1952-1963. — Création de la division des exploitations forestières, ce qui permet au CTFT de sortir des seuls essais en laboratoire pour poursuivre la prospection. Entre 1952 et 1963, le département a principalement étudié la pathologie des grumes récemment abattues et des coupes fraîches, en vue de l’exportation du bois des colonies. Ces travaux, qui visent à comprendre les phénomènes de dégradation et à rechercher des méthodes de préservation, sont menés en étroite collaboration avec les fabricants de produits de conservation du bois, et conduisent à développer des formules efficaces, dont certaines sont encore sur le marché aujourd’hui.
1954. — Le 17 mars, inauguration des bâtiments du CTFT à Nogent-sur-Marne, après plusieurs années de travaux dédiés à l’installation des équipements de laboratoire.

* [TRAVAIL À FAIRE]:
Reproduisez intégralement le texte sur les débuts du CTFT, sans y changer un seul mot. Les items ne sont d'aucune utilité pour cet exercice.

[Données enregistrées]
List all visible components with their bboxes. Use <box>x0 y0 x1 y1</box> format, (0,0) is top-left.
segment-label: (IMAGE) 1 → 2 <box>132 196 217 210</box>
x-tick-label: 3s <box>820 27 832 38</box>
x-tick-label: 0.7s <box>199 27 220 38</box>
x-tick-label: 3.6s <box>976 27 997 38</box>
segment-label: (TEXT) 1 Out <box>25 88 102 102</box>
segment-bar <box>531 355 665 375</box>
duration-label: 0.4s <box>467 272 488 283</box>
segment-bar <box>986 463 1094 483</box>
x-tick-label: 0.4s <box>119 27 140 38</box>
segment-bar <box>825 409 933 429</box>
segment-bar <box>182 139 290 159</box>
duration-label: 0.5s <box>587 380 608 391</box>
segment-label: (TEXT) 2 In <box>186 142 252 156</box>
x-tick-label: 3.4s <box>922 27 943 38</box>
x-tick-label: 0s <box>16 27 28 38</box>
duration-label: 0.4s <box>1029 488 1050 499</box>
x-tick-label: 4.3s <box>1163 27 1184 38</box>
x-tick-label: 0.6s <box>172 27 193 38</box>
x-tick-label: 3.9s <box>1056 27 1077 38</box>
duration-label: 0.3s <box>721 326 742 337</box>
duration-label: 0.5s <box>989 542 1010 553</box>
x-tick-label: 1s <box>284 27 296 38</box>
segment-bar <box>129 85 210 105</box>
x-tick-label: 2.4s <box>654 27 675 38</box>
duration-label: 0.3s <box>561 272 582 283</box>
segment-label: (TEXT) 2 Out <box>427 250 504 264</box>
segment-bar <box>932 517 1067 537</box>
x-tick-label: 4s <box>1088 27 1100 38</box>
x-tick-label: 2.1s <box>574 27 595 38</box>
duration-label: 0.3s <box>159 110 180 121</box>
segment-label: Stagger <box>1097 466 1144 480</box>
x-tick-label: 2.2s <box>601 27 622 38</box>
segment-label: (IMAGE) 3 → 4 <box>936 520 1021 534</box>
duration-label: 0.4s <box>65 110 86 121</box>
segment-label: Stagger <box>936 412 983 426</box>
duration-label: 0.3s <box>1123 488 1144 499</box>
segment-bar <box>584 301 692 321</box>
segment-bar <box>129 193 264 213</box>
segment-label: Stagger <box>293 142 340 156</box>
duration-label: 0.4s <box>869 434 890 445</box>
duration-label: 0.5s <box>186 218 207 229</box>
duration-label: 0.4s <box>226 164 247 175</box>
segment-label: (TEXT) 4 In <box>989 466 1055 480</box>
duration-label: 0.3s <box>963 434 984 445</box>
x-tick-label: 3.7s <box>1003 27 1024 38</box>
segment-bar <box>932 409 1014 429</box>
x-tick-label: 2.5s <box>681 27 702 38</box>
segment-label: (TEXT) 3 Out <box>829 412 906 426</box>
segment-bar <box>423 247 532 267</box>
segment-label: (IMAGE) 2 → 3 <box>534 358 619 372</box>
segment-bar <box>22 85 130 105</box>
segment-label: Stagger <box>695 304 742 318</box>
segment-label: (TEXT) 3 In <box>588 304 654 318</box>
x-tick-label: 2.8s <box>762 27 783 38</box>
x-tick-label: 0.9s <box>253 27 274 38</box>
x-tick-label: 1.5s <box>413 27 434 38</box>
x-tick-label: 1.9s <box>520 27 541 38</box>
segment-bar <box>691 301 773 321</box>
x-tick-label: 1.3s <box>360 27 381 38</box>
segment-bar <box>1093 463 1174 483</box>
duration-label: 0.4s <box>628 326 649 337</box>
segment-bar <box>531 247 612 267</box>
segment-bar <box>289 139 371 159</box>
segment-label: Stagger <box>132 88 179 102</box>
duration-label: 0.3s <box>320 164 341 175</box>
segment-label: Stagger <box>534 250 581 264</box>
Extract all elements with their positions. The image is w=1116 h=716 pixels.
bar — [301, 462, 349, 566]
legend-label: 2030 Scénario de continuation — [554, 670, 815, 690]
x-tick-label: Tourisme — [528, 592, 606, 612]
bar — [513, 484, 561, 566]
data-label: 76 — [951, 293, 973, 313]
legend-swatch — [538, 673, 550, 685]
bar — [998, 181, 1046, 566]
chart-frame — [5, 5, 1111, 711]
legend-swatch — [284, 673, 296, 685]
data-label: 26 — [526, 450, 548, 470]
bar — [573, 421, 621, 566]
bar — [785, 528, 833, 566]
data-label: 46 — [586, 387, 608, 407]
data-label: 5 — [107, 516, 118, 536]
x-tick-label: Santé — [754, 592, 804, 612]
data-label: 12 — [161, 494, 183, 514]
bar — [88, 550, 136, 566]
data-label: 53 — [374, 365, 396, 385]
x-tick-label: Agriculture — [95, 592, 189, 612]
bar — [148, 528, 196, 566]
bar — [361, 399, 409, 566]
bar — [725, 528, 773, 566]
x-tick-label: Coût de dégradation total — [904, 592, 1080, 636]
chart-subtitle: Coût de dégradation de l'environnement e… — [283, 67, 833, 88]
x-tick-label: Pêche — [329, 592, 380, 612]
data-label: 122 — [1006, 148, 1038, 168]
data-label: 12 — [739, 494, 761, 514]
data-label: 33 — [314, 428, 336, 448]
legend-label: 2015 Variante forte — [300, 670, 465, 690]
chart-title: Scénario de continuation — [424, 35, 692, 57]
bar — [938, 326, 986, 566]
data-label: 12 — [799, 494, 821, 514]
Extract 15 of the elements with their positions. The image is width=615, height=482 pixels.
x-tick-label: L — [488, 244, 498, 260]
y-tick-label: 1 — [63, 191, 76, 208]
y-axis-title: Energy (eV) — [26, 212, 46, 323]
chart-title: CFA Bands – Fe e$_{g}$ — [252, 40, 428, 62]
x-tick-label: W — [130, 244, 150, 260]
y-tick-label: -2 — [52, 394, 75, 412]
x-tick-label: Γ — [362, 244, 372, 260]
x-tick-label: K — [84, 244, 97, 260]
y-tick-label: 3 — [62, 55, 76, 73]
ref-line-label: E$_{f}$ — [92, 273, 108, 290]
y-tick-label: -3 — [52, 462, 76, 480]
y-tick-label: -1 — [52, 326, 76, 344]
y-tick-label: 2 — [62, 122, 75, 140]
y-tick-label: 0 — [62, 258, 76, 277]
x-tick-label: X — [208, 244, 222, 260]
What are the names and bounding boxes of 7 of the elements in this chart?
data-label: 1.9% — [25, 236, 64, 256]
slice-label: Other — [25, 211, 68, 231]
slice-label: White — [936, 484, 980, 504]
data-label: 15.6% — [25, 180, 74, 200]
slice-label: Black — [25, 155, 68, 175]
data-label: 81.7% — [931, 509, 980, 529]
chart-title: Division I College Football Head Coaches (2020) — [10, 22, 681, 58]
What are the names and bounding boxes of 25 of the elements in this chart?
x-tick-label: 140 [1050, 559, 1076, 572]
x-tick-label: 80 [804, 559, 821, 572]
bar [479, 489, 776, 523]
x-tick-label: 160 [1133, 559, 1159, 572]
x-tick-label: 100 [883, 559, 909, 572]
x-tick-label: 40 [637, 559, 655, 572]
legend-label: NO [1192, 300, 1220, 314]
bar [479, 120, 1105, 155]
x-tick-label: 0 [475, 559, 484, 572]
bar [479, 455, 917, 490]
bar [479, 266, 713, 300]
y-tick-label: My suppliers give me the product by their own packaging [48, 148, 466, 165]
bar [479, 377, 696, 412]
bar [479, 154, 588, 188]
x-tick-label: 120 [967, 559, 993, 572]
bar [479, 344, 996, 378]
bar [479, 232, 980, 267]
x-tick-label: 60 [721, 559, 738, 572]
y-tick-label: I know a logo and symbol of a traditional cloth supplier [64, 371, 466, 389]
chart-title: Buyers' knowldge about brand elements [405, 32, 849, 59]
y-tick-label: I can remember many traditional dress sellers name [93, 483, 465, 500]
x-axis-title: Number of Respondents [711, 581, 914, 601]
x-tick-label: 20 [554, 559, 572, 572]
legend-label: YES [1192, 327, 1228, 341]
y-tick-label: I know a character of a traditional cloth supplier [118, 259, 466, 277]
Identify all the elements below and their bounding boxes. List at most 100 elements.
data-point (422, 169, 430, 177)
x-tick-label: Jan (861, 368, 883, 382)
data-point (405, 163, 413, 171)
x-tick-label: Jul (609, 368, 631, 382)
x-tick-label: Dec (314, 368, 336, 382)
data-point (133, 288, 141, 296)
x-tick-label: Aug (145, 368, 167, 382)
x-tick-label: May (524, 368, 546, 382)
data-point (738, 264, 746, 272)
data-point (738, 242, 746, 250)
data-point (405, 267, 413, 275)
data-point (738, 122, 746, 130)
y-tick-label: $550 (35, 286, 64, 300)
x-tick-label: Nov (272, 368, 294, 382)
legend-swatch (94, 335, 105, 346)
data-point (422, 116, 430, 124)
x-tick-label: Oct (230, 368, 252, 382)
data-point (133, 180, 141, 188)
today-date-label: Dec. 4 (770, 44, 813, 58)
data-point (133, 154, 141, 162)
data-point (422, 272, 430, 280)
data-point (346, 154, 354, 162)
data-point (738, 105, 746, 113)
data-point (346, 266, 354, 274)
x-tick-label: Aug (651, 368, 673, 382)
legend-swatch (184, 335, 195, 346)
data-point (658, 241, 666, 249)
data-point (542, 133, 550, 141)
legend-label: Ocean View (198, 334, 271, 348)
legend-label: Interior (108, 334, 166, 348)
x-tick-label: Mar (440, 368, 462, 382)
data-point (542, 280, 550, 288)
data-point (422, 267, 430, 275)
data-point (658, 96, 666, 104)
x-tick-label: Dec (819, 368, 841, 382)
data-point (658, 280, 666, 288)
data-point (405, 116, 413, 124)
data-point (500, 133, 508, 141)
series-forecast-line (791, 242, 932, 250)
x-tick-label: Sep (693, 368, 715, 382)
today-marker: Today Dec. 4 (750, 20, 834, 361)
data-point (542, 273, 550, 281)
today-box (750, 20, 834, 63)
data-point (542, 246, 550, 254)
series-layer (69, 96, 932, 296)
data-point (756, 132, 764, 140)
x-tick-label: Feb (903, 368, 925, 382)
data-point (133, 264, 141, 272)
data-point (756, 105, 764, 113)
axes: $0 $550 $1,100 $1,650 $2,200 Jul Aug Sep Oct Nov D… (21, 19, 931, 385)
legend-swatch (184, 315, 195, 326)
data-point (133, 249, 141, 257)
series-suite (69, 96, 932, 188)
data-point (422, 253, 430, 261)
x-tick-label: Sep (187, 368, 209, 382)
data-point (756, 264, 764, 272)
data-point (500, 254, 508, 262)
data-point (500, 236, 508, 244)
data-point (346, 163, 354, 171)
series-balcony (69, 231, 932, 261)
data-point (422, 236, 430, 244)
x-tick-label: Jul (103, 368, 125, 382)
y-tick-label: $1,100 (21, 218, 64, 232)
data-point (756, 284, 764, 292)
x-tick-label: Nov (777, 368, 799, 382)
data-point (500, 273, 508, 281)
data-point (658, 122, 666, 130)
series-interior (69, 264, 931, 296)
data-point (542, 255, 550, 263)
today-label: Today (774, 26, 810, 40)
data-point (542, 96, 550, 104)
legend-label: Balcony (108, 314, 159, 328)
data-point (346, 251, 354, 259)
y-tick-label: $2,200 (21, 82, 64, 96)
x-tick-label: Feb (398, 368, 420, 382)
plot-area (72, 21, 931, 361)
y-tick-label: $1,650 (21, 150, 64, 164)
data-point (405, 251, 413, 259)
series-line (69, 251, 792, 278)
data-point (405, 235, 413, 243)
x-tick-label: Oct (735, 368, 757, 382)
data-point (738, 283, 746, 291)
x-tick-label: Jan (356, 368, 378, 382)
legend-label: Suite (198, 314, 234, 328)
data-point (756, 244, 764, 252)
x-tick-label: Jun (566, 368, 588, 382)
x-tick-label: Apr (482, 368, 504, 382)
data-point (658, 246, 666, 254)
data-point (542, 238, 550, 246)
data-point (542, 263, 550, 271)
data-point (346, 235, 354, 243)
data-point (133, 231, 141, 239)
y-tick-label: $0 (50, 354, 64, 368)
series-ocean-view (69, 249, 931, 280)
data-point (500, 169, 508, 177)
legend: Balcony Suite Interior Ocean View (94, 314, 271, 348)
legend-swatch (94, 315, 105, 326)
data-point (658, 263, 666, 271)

* [CORRIGÉ]:
1952-1963. — Création de la division des exploitations forestières, ce qui permet au CTFT de sortir des seuls essais en laboratoire pour poursuivre la prospection. Entre 1952 et 1963, le département a principalement étudié la pathologie des grumes récemment abattues et des coupes fraîches, en vue de l’exportation du bois des colonies. Ces travaux, qui visent à comprendre les phénomènes de dégradation et à rechercher des méthodes de préservation, sont menés en étroite collaboration avec les fabricants de produits de conservation du bois, et conduisent à développer des formules efficaces, dont certaines sont encore sur le marché aujourd’hui.
1954. — Le 17 mars, inauguration des bâtiments du CTFT à Nogent-sur-Marne, après plusieurs années de travaux dédiés à l’installation des équipements de laboratoire.